=== INFORMATION PROVIDED ===
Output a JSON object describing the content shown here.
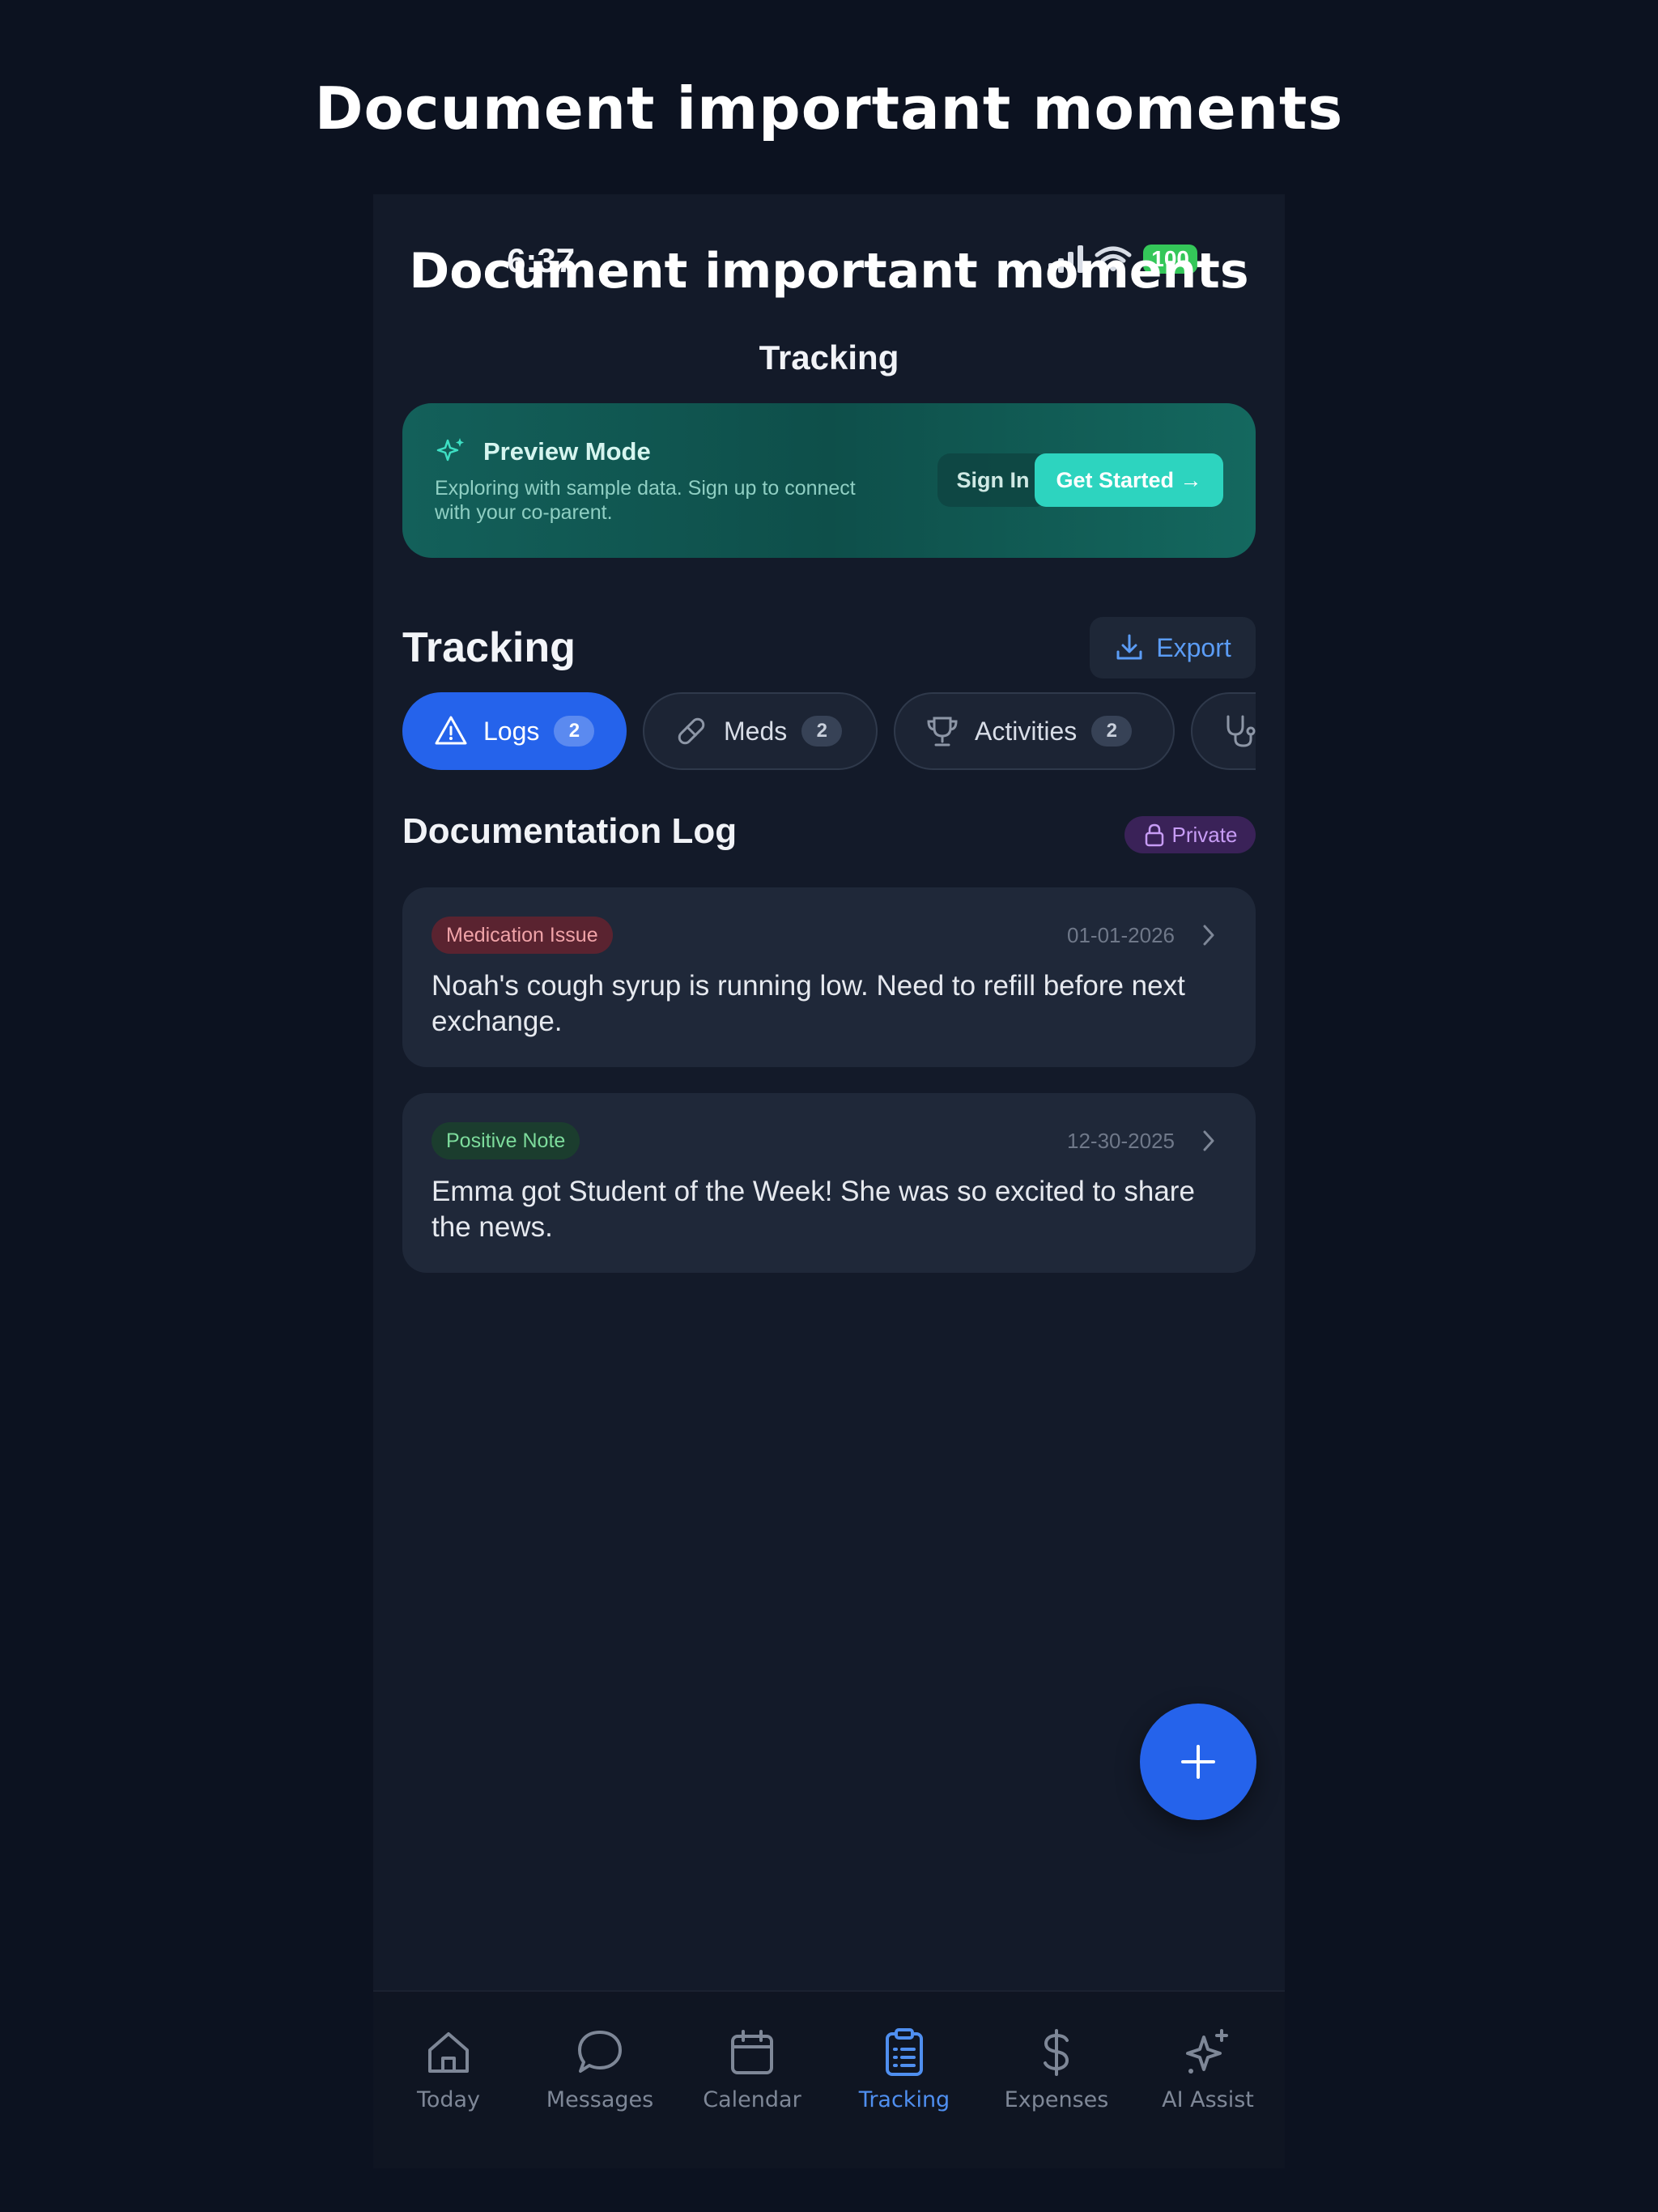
{
  "promo": {
    "title": "Document important moments"
  },
  "status_bar": {
    "time": "6:37",
    "battery": "100"
  },
  "overlay_title": "Document important moments",
  "nav": {
    "title": "Tracking"
  },
  "banner": {
    "title": "Preview Mode",
    "description": "Exploring with sample data. Sign up to connect with your co-parent.",
    "sign_in_label": "Sign In",
    "get_started_label": "Get Started →"
  },
  "section": {
    "title": "Tracking",
    "export_label": "Export"
  },
  "filters": [
    {
      "label": "Logs",
      "count": "2",
      "icon": "warning-triangle-icon",
      "active": true
    },
    {
      "label": "Meds",
      "count": "2",
      "icon": "pill-icon",
      "active": false
    },
    {
      "label": "Activities",
      "count": "2",
      "icon": "trophy-icon",
      "active": false
    },
    {
      "label": "",
      "count": "",
      "icon": "stethoscope-icon",
      "active": false
    }
  ],
  "log": {
    "title": "Documentation Log",
    "private_label": "Private",
    "entries": [
      {
        "tag": "Medication Issue",
        "tag_color": "#f0a3a8",
        "date": "01-01-2026",
        "text": "Noah's cough syrup is running low. Need to refill before next exchange."
      },
      {
        "tag": "Positive Note",
        "tag_color": "#7ddc9c",
        "date": "12-30-2025",
        "text": "Emma got Student of the Week! She was so excited to share the news."
      }
    ]
  },
  "tabbar": {
    "items": [
      {
        "label": "Today",
        "icon": "home-icon",
        "active": false
      },
      {
        "label": "Messages",
        "icon": "chat-bubble-icon",
        "active": false
      },
      {
        "label": "Calendar",
        "icon": "calendar-icon",
        "active": false
      },
      {
        "label": "Tracking",
        "icon": "clipboard-icon",
        "active": true
      },
      {
        "label": "Expenses",
        "icon": "dollar-icon",
        "active": false
      },
      {
        "label": "AI Assist",
        "icon": "sparkle-icon",
        "active": false
      }
    ]
  },
  "colors": {
    "accent": "#2563eb",
    "teal": "#2dd4bf",
    "background": "#131a29",
    "active_tab": "#4f8ff0"
  }
}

=== DO THIS ===
All of the lines above should be retyped precisely, apart from the pictures.

=== SOLUTION TO THE PROBLEM ===
Output a JSON object describing the content shown here.
{
  "promo": {
    "title": "Document important moments"
  },
  "status_bar": {
    "time": "6:37",
    "battery": "100"
  },
  "overlay_title": "Document important moments",
  "nav": {
    "title": "Tracking"
  },
  "banner": {
    "title": "Preview Mode",
    "description": "Exploring with sample data. Sign up to connect with your co-parent.",
    "sign_in_label": "Sign In",
    "get_started_label": "Get Started →"
  },
  "section": {
    "title": "Tracking",
    "export_label": "Export"
  },
  "filters": [
    {
      "label": "Logs",
      "count": "2",
      "icon": "warning-triangle-icon",
      "active": true
    },
    {
      "label": "Meds",
      "count": "2",
      "icon": "pill-icon",
      "active": false
    },
    {
      "label": "Activities",
      "count": "2",
      "icon": "trophy-icon",
      "active": false
    },
    {
      "label": "",
      "count": "",
      "icon": "stethoscope-icon",
      "active": false
    }
  ],
  "log": {
    "title": "Documentation Log",
    "private_label": "Private",
    "entries": [
      {
        "tag": "Medication Issue",
        "tag_color": "#f0a3a8",
        "date": "01-01-2026",
        "text": "Noah's cough syrup is running low. Need to refill before next exchange."
      },
      {
        "tag": "Positive Note",
        "tag_color": "#7ddc9c",
        "date": "12-30-2025",
        "text": "Emma got Student of the Week! She was so excited to share the news."
      }
    ]
  },
  "tabbar": {
    "items": [
      {
        "label": "Today",
        "icon": "home-icon",
        "active": false
      },
      {
        "label": "Messages",
        "icon": "chat-bubble-icon",
        "active": false
      },
      {
        "label": "Calendar",
        "icon": "calendar-icon",
        "active": false
      },
      {
        "label": "Tracking",
        "icon": "clipboard-icon",
        "active": true
      },
      {
        "label": "Expenses",
        "icon": "dollar-icon",
        "active": false
      },
      {
        "label": "AI Assist",
        "icon": "sparkle-icon",
        "active": false
      }
    ]
  },
  "colors": {
    "accent": "#2563eb",
    "teal": "#2dd4bf",
    "background": "#131a29",
    "active_tab": "#4f8ff0"
  }
}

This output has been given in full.